* **Exercise goal**:
Go through the material and pull out every line with the string "Wang" in it.

* **Dataset extract**:
---
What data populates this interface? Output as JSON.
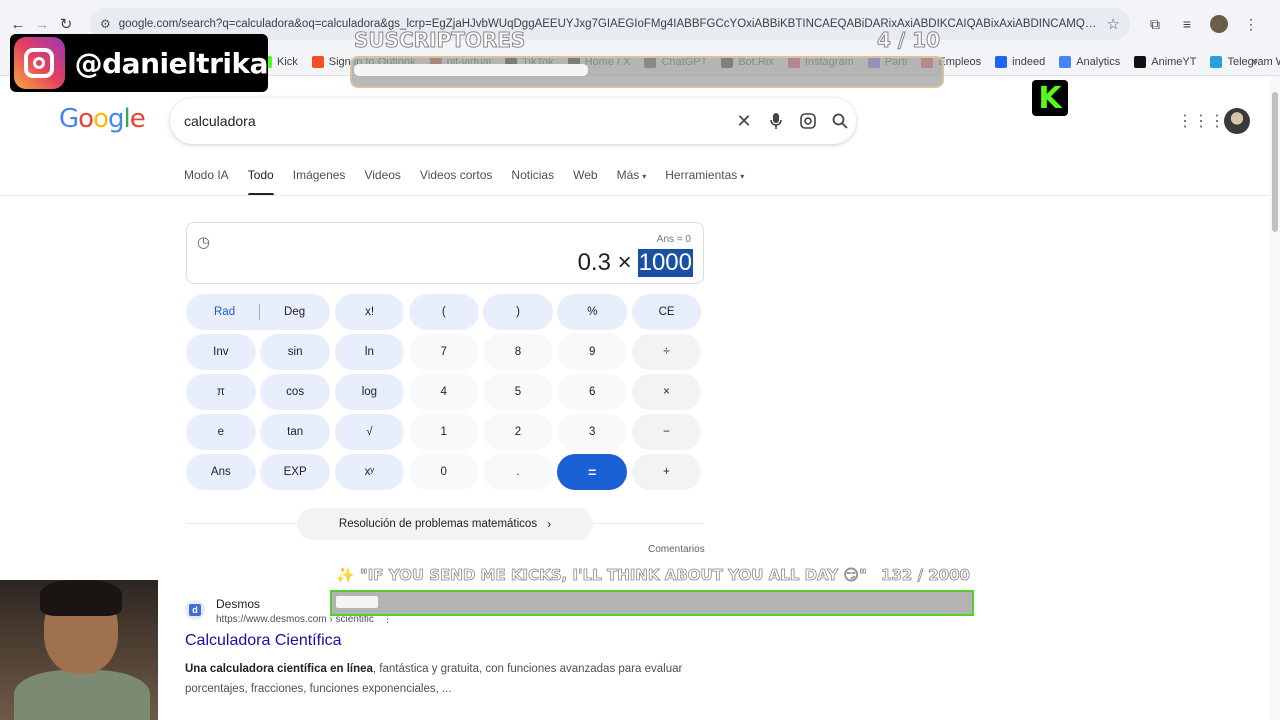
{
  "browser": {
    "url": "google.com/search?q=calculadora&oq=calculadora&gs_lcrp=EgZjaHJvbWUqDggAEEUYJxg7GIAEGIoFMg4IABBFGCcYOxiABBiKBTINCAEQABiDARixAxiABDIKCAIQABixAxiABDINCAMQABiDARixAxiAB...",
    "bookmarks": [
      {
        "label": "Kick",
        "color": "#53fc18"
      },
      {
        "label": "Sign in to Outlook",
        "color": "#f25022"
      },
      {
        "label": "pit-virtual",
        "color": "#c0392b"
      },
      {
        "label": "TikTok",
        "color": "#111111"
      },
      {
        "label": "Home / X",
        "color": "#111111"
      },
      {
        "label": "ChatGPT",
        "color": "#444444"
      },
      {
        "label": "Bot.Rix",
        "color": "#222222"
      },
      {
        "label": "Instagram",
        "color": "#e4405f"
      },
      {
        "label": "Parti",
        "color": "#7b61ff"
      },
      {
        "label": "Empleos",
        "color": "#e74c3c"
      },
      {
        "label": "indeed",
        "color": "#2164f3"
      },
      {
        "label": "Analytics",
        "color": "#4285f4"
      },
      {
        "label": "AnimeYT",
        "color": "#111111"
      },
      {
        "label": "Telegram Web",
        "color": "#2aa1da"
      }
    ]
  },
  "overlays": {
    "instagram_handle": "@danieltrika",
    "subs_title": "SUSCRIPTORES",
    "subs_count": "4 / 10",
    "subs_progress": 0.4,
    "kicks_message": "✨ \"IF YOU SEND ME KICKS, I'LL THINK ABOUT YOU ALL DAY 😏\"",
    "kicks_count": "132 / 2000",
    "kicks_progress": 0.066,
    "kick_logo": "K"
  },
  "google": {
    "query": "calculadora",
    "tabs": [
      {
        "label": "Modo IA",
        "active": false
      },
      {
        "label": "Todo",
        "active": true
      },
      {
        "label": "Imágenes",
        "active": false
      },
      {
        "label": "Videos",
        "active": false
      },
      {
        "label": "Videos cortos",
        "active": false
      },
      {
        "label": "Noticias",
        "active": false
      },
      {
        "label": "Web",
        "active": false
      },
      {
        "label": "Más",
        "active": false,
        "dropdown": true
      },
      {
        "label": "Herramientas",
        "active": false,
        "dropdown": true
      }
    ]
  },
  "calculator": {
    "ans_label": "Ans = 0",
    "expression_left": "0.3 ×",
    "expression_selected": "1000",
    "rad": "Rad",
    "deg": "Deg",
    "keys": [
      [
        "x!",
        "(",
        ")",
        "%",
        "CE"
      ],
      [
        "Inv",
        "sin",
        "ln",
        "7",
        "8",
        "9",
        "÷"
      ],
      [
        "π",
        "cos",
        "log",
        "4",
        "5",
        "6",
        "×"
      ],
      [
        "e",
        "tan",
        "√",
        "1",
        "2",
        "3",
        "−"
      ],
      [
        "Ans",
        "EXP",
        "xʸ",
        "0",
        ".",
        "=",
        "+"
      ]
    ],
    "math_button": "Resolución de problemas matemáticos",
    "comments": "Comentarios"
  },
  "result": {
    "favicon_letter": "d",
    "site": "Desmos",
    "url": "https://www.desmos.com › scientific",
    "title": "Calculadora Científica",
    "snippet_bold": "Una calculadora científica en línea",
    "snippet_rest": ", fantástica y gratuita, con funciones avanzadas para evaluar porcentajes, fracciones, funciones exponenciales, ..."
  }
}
---
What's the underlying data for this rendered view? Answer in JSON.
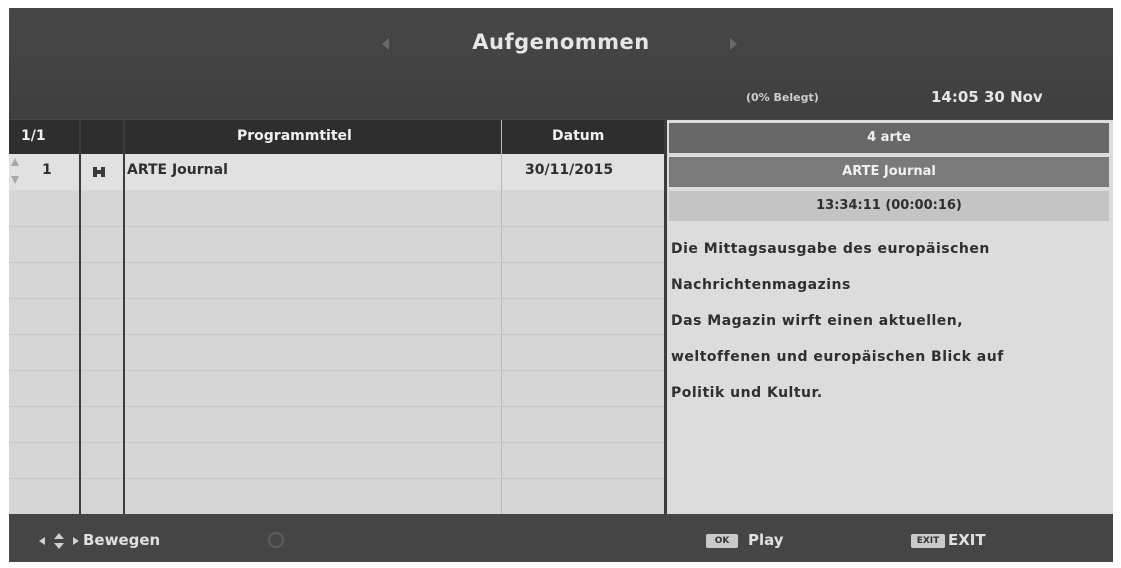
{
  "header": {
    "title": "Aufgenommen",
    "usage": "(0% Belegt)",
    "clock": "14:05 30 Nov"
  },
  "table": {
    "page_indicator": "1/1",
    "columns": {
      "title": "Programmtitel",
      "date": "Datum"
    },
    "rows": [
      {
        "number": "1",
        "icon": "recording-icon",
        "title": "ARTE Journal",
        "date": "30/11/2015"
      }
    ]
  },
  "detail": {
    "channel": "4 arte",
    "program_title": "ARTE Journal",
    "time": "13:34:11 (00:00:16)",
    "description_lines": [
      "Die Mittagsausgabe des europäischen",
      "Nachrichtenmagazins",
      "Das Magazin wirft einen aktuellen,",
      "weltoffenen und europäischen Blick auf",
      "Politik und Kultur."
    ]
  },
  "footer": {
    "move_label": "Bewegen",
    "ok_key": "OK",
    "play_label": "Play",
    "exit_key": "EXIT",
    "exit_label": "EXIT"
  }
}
---
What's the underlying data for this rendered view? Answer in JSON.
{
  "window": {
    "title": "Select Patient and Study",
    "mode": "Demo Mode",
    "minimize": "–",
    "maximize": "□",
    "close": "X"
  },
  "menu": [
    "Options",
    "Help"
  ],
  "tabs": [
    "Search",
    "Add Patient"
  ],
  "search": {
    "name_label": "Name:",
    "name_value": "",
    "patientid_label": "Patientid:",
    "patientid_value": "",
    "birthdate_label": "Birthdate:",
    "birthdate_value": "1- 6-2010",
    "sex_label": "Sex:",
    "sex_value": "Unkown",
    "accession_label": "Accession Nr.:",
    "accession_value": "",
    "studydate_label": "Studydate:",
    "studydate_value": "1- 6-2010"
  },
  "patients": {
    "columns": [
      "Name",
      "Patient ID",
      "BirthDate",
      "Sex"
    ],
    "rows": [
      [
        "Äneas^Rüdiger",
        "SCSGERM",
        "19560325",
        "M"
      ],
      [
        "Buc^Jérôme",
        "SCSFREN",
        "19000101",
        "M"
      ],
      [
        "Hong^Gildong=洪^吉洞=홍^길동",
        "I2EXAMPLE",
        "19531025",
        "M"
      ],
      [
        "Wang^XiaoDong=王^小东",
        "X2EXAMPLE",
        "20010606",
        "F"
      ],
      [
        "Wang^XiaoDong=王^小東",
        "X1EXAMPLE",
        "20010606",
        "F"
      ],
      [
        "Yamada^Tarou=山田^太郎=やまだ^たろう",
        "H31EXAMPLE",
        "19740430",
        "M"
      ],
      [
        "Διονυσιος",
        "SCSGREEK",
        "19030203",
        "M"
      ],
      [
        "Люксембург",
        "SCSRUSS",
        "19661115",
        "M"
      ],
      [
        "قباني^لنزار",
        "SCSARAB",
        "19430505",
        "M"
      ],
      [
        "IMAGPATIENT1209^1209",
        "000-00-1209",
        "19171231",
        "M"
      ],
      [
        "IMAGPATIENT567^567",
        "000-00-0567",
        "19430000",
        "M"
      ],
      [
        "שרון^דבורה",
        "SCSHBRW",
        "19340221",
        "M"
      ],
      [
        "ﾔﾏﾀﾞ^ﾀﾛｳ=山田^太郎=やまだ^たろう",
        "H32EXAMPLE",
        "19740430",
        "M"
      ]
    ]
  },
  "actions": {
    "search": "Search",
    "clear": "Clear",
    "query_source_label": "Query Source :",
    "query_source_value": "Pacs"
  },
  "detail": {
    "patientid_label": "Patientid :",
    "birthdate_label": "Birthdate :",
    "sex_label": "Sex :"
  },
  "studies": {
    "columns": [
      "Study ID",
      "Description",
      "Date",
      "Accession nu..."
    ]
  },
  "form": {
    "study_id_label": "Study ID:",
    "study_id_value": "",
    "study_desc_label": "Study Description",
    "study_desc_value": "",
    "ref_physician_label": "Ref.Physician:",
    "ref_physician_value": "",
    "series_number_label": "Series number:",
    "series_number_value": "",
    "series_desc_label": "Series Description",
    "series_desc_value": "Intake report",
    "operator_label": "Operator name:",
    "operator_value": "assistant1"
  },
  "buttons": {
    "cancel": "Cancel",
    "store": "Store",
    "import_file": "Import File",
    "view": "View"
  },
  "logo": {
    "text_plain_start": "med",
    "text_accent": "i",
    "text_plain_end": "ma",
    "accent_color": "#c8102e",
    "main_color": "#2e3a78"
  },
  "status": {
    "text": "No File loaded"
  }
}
---
* **Problem solution**:
        "Wang^XiaoDong=王^小东",
        "Wang^XiaoDong=王^小東",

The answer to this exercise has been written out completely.